_DESCRIPTION OF THE TASK_
State the count of lines below in which the word "органами" appears, and add nothing.

[Data extracted from a collection]
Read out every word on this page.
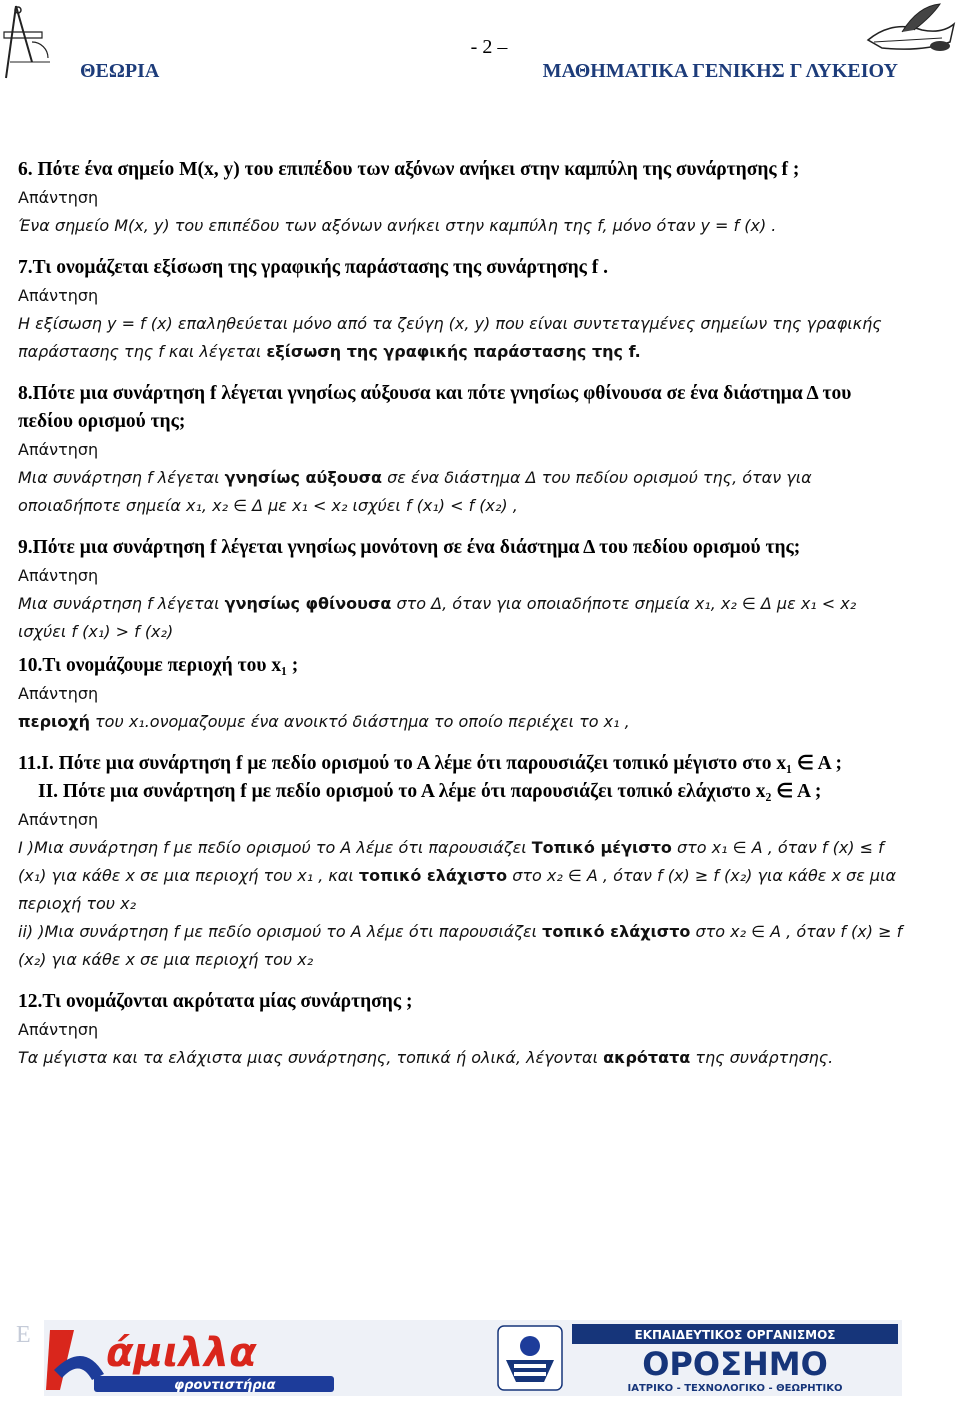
- 2 –
ΘΕΩΡΙΑ	ΜΑΘΗΜΑΤΙΚΑ ΓΕΝΙΚΗΣ Γ ΛΥΚΕΙΟΥ

6. Πότε ένα σημείο Μ(x, y) του επιπέδου των αξόνων ανήκει στην καμπύλη της συνάρτησης f ;

Απάντηση

Ένα σημείο Μ(x, y) του επιπέδου των αξόνων ανήκει στην καμπύλη της f, μόνο όταν y = f (x) .

7.Τι ονομάζεται εξίσωση της γραφικής παράστασης της συνάρτησης f .

Απάντηση

Η εξίσωση y = f (x) επαληθεύεται μόνο από τα ζεύγη (x, y) που είναι συντεταγμένες σημείων της γραφικής παράστασης της f και λέγεται εξίσωση της γραφικής παράστασης της f.

8.Πότε μια συνάρτηση f λέγεται γνησίως αύξουσα και πότε γνησίως φθίνουσα σε ένα διάστημα Δ του πεδίου ορισμού της;

Απάντηση

Μια συνάρτηση f λέγεται γνησίως αύξουσα σε ένα διάστημα Δ του πεδίου ορισμού της, όταν για οποιαδήποτε σημεία x₁, x₂ ∈ Δ με x₁ < x₂ ισχύει f (x₁) < f (x₂) ,

9.Πότε μια συνάρτηση f λέγεται γνησίως μονότονη σε ένα διάστημα Δ του πεδίου ορισμού της;

Απάντηση

Μια συνάρτηση f λέγεται γνησίως φθίνουσα στο Δ, όταν για οποιαδήποτε σημεία x₁, x₂ ∈ Δ με x₁ < x₂ ισχύει f (x₁) > f (x₂)

10.Τι ονομάζουμε περιοχή του x₁ ;

Απάντηση

περιοχή του x₁.ονομαζουμε ένα ανοικτό διάστημα το οποίο περιέχει το x₁ ,

11.Ι. Πότε μια συνάρτηση f με πεδίο ορισμού το Α λέμε ότι παρουσιάζει τοπικό μέγιστο στο x₁ ∈ A ;

ΙΙ. Πότε μια συνάρτηση f με πεδίο ορισμού το Α λέμε ότι παρουσιάζει τοπικό ελάχιστο x₂ ∈ A ;

Απάντηση

Ι )Μια συνάρτηση f με πεδίο ορισμού το Α λέμε ότι παρουσιάζει Τοπικό μέγιστο στο x₁ ∈ A , όταν f (x) ≤ f (x₁) για κάθε x σε μια περιοχή του x₁ , και τοπικό ελάχιστο στο x₂ ∈ A , όταν f (x) ≥ f (x₂) για κάθε x σε μια περιοχή του x₂

ii) )Μια συνάρτηση f με πεδίο ορισμού το Α λέμε ότι παρουσιάζει τοπικό ελάχιστο στο x₂ ∈ A , όταν f (x) ≥ f (x₂) για κάθε x σε μια περιοχή του x₂

12.Τι ονομάζονται ακρότατα μίας συνάρτησης ;

Απάντηση

Τα μέγιστα και τα ελάχιστα μιας συνάρτησης, τοπικά ή ολικά, λέγονται ακρότατα της συνάρτησης.

Ε άμιλλα
φροντιστήρια
ΕΚΠΑΙΔΕΥΤΙΚΟΣ ΟΡΓΑΝΙΣΜΟΣ
ΟΡΟΣΗΜΟ
ΙΑΤΡΙΚΟ - ΤΕΧΝΟΛΟΓΙΚΟ - ΘΕΩΡΗΤΙΚΟ
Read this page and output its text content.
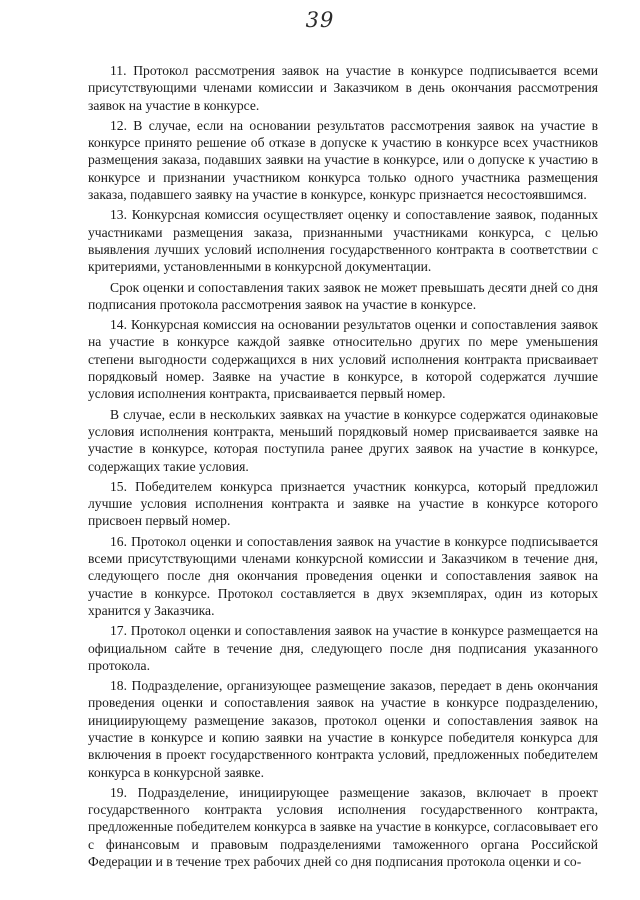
39

11. Протокол рассмотрения заявок на участие в конкурсе подписывается всеми присутствующими членами комиссии и Заказчиком в день окончания рассмотрения заявок на участие в конкурсе.

12. В случае, если на основании результатов рассмотрения заявок на участие в конкурсе принято решение об отказе в допуске к участию в конкурсе всех участников размещения заказа, подавших заявки на участие в конкурсе, или о допуске к участию в конкурсе и признании участником конкурса только одного участника размещения заказа, подавшего заявку на участие в конкурсе, конкурс признается несостоявшимся.

13. Конкурсная комиссия осуществляет оценку и сопоставление заявок, поданных участниками размещения заказа, признанными участниками конкурса, с целью выявления лучших условий исполнения государственного контракта в соответствии с критериями, установленными в конкурсной документации.

Срок оценки и сопоставления таких заявок не может превышать десяти дней со дня подписания протокола рассмотрения заявок на участие в конкурсе.

14. Конкурсная комиссия на основании результатов оценки и сопоставления заявок на участие в конкурсе каждой заявке относительно других по мере уменьшения степени выгодности содержащихся в них условий исполнения контракта присваивает порядковый номер. Заявке на участие в конкурсе, в которой содержатся лучшие условия исполнения контракта, присваивается первый номер.

В случае, если в нескольких заявках на участие в конкурсе содержатся одинаковые условия исполнения контракта, меньший порядковый номер присваивается заявке на участие в конкурсе, которая поступила ранее других заявок на участие в конкурсе, содержащих такие условия.

15. Победителем конкурса признается участник конкурса, который предложил лучшие условия исполнения контракта и заявке на участие в конкурсе которого присвоен первый номер.

16. Протокол оценки и сопоставления заявок на участие в конкурсе подписывается всеми присутствующими членами конкурсной комиссии и Заказчиком в течение дня, следующего после дня окончания проведения оценки и сопоставления заявок на участие в конкурсе. Протокол составляется в двух экземплярах, один из которых хранится у Заказчика.

17. Протокол оценки и сопоставления заявок на участие в конкурсе размещается на официальном сайте в течение дня, следующего после дня подписания указанного протокола.

18. Подразделение, организующее размещение заказов, передает в день окончания проведения оценки и сопоставления заявок на участие в конкурсе подразделению, инициирующему размещение заказов, протокол оценки и сопоставления заявок на участие в конкурсе и копию заявки на участие в конкурсе победителя конкурса для включения в проект государственного контракта условий, предложенных победителем конкурса в конкурсной заявке.

19. Подразделение, инициирующее размещение заказов, включает в проект государственного контракта условия исполнения государственного контракта, предложенные победителем конкурса в заявке на участие в конкурсе, согласовывает его с финансовым и правовым подразделениями таможенного органа Российской Федерации и в течение трех рабочих дней со дня подписания протокола оценки и со-
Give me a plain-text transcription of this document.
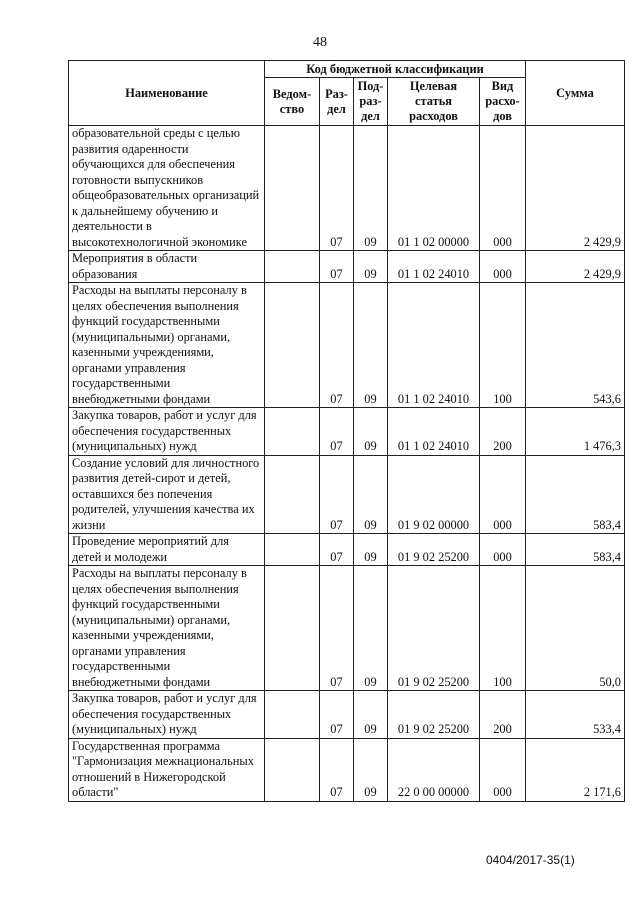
48
Наименование	Код бюджетной классификации					Сумма
	Ведом-ство	Раз-дел	Под-раз-дел	Целевая статья расходов	Вид расхо-дов	
образовательной среды с целью развития одаренности обучающихся для обеспечения готовности выпускников общеобразовательных организаций к дальнейшему обучению и деятельности в высокотехнологичной экономике		07	09	01 1 02 00000	000	2 429,9
Мероприятия в области образования		07	09	01 1 02 24010	000	2 429,9
Расходы на выплаты персоналу в целях обеспечения выполнения функций государственными (муниципальными) органами, казенными учреждениями, органами управления государственными внебюджетными фондами		07	09	01 1 02 24010	100	543,6
Закупка товаров, работ и услуг для обеспечения государственных (муниципальных) нужд		07	09	01 1 02 24010	200	1 476,3
Создание условий для личностного развития детей-сирот и детей, оставшихся без попечения родителей, улучшения качества их жизни		07	09	01 9 02 00000	000	583,4
Проведение мероприятий для детей и молодежи		07	09	01 9 02 25200	000	583,4
Расходы на выплаты персоналу в целях обеспечения выполнения функций государственными (муниципальными) органами, казенными учреждениями, органами управления государственными внебюджетными фондами		07	09	01 9 02 25200	100	50,0
Закупка товаров, работ и услуг для обеспечения государственных (муниципальных) нужд		07	09	01 9 02 25200	200	533,4
Государственная программа "Гармонизация межнациональных отношений в Нижегородской области"		07	09	22 0 00 00000	000	2 171,6
0404/2017-35(1)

_OUTPUT BELOW_
2